* _Given exercise_
Gather all lines with "decet" from the records.

— begin —

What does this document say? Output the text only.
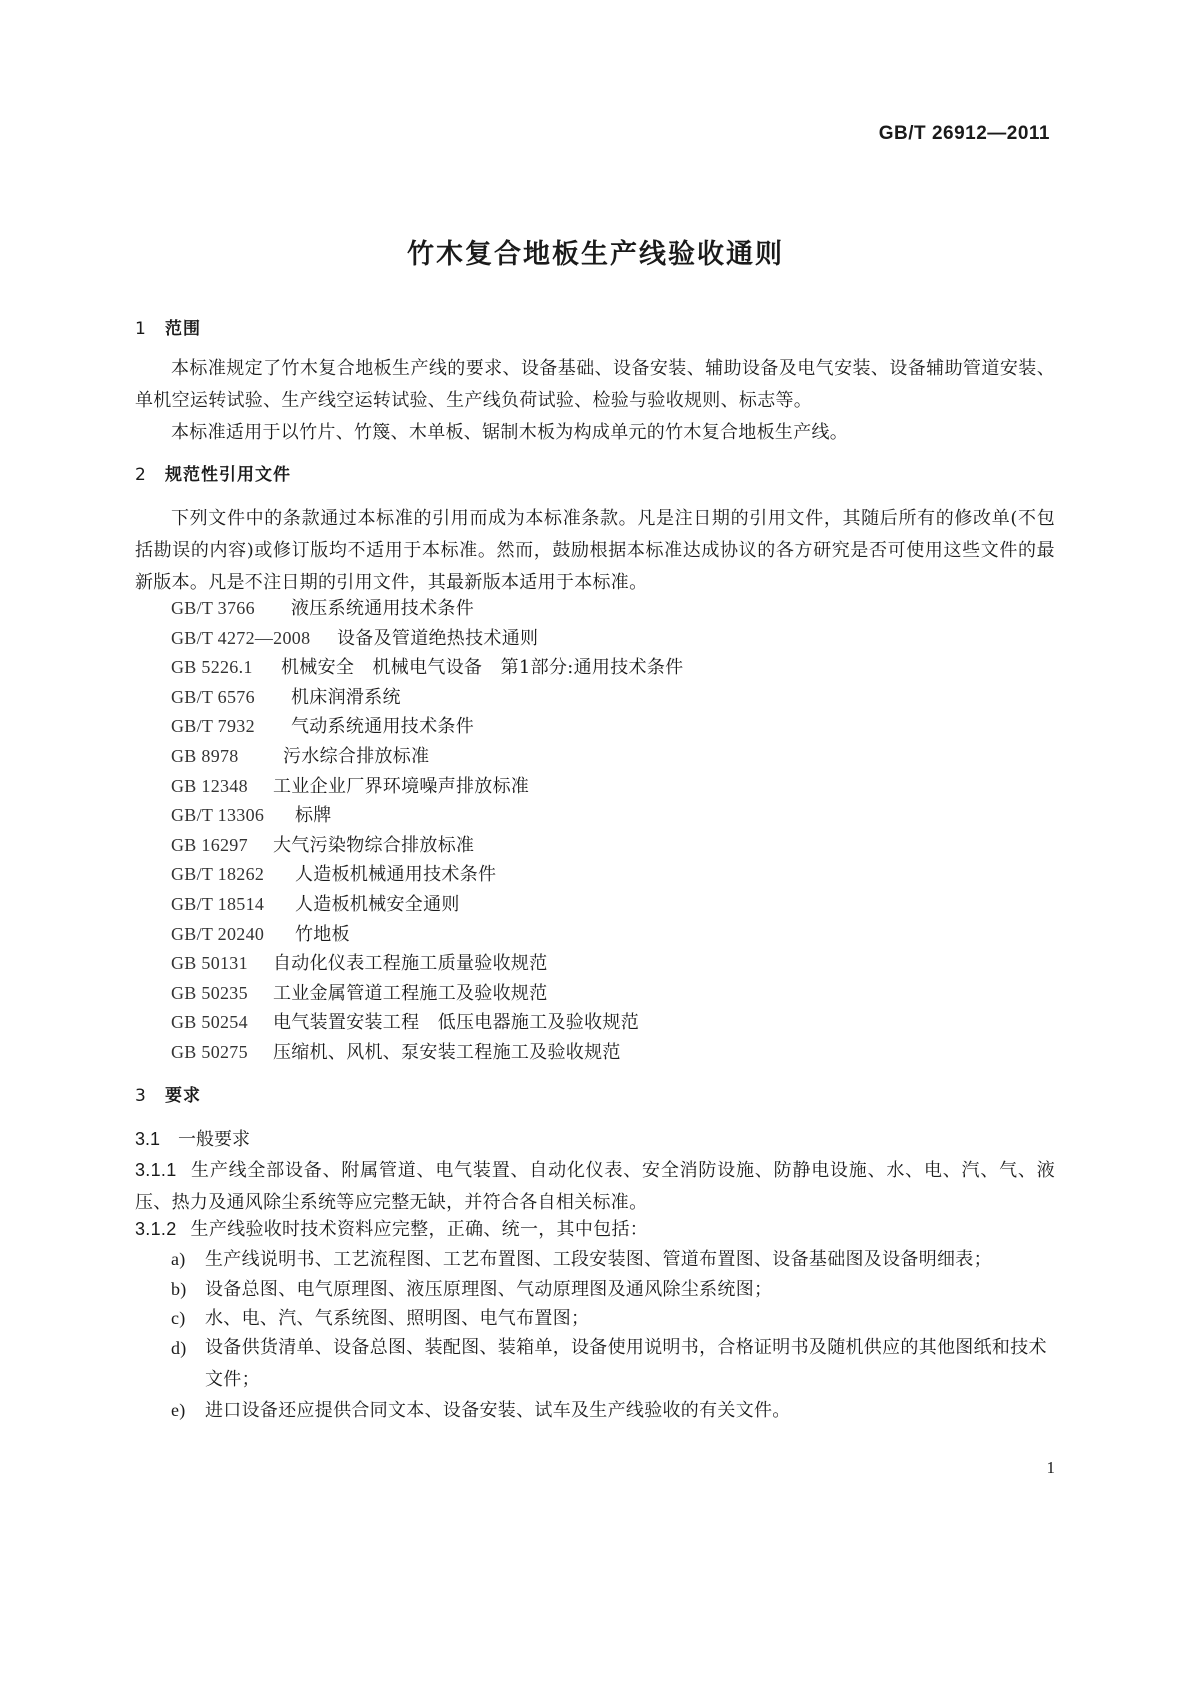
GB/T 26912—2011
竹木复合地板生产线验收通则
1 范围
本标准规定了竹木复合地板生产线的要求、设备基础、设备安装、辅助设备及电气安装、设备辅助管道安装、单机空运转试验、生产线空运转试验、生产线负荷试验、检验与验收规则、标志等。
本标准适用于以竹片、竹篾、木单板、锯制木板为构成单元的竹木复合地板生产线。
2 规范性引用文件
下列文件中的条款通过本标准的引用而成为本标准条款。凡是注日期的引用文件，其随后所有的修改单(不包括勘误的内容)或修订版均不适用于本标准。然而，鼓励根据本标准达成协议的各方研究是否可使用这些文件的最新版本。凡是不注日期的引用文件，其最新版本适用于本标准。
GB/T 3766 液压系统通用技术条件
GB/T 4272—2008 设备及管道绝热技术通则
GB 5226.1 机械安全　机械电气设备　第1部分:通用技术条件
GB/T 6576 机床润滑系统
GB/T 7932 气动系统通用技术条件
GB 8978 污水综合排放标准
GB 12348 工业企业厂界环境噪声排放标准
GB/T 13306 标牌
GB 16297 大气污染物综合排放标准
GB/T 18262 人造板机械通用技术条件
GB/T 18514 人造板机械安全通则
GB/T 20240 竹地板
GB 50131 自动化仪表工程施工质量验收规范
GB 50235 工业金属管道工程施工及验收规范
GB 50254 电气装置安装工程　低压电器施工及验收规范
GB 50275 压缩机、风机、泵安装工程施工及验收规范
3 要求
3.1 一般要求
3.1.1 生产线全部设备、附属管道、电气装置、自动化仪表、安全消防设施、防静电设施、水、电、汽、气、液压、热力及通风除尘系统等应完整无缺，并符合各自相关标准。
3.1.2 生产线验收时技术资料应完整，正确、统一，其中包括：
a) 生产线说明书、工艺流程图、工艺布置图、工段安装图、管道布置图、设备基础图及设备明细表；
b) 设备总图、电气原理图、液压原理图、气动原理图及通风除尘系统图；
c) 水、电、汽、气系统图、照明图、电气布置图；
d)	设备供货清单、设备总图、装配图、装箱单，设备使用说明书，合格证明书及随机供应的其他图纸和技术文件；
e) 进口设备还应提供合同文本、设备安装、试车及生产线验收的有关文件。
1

— end —
— begin —

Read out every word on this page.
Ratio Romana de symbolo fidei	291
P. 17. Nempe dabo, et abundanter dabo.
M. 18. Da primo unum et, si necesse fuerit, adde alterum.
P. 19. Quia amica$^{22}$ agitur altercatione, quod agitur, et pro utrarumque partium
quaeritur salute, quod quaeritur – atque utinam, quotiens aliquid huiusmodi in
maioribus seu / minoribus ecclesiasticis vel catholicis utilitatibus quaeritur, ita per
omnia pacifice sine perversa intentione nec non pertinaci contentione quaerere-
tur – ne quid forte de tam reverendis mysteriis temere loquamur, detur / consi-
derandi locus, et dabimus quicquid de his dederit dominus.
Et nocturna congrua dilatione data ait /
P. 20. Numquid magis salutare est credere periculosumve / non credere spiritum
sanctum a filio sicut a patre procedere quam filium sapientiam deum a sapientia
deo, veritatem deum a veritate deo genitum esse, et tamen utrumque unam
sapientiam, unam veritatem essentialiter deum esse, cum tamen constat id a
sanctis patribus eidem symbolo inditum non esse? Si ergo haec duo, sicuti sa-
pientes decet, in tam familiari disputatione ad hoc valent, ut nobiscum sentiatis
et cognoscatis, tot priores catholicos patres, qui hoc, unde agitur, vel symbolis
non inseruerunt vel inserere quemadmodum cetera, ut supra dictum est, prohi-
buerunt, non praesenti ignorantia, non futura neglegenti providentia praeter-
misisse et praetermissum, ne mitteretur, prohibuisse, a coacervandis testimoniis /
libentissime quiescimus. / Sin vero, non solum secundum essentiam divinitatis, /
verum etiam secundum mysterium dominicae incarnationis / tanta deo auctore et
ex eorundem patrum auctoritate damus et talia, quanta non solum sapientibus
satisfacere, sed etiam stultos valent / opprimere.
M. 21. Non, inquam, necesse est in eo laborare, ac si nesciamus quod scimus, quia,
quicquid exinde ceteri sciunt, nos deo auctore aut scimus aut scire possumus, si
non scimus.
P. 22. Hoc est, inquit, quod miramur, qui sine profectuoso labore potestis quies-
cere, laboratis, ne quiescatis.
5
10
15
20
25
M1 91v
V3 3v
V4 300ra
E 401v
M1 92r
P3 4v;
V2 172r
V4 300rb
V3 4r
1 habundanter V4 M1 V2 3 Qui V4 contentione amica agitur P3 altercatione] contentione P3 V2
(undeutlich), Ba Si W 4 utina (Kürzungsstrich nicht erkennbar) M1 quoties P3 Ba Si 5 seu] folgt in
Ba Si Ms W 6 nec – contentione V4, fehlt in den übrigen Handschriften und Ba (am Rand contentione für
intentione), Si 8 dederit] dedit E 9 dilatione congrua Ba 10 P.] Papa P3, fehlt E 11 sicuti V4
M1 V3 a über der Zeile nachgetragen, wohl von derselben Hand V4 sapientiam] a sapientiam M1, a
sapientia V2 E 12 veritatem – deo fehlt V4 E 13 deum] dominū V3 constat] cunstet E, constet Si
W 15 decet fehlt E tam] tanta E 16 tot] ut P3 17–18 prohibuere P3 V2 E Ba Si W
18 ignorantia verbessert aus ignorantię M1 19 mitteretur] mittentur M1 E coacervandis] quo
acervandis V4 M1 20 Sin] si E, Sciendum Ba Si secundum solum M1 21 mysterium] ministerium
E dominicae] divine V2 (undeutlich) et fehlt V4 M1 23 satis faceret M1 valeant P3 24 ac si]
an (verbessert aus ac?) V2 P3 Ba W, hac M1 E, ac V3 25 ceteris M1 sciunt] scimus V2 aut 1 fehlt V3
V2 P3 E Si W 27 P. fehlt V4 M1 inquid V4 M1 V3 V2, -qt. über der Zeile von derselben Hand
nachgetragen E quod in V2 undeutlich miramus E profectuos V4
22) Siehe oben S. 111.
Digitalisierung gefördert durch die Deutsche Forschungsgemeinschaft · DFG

— end —

* _Written solution_
pientes decet, in tam familiari disputatione ad hoc valent, ut nobiscum sentiatis
W 15 decet fehlt E tam] tanta E 16 tot] ut P3 17–18 prohibuere P3 V2 E Ba Si W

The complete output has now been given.